◆ Directions for this task
From the listing below, extract each line containing the string "color".

◇ ◇ ◇ ◇ ◇ ◇ ◇

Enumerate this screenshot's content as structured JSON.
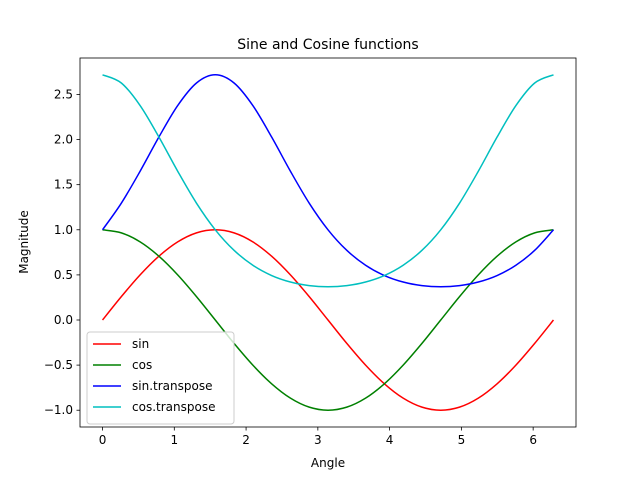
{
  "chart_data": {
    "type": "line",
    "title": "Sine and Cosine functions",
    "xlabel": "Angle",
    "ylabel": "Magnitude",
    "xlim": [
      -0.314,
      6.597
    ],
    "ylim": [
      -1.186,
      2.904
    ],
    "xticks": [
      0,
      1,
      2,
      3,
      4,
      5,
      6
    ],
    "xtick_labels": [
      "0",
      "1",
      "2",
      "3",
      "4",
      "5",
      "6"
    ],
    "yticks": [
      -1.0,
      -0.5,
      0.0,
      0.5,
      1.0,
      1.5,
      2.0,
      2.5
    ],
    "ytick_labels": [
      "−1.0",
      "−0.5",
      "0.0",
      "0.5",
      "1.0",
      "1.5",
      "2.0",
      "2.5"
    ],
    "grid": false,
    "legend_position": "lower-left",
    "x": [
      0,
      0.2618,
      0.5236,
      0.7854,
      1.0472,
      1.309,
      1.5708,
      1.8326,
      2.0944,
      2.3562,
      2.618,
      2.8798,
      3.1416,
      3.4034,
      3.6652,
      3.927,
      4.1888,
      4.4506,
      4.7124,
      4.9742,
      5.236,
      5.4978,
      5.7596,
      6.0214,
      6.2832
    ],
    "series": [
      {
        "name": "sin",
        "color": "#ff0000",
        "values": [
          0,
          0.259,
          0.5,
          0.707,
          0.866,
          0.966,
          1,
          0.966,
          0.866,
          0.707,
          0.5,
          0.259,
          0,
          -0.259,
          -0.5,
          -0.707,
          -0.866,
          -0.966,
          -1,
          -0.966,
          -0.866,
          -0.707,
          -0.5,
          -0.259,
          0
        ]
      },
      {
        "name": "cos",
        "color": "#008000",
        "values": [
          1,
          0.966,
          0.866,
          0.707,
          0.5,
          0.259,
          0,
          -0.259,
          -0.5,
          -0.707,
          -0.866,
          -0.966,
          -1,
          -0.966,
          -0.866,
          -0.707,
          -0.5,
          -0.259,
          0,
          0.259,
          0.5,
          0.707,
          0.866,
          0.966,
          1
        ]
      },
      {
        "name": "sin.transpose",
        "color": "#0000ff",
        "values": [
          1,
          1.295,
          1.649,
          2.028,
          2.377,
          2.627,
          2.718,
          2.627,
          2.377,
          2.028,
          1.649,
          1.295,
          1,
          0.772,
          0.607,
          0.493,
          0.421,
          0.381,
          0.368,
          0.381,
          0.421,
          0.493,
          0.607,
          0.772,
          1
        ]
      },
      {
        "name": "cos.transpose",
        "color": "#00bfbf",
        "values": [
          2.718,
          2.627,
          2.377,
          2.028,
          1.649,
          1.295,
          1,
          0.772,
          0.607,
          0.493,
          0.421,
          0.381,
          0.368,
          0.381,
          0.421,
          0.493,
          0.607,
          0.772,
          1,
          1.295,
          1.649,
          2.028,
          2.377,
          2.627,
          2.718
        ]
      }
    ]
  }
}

◇ ◇ ◇ ◇ ◇ ◇ ◇

◆ The response
        "color": "#ff0000",
        "color": "#008000",
        "color": "#0000ff",
        "color": "#00bfbf",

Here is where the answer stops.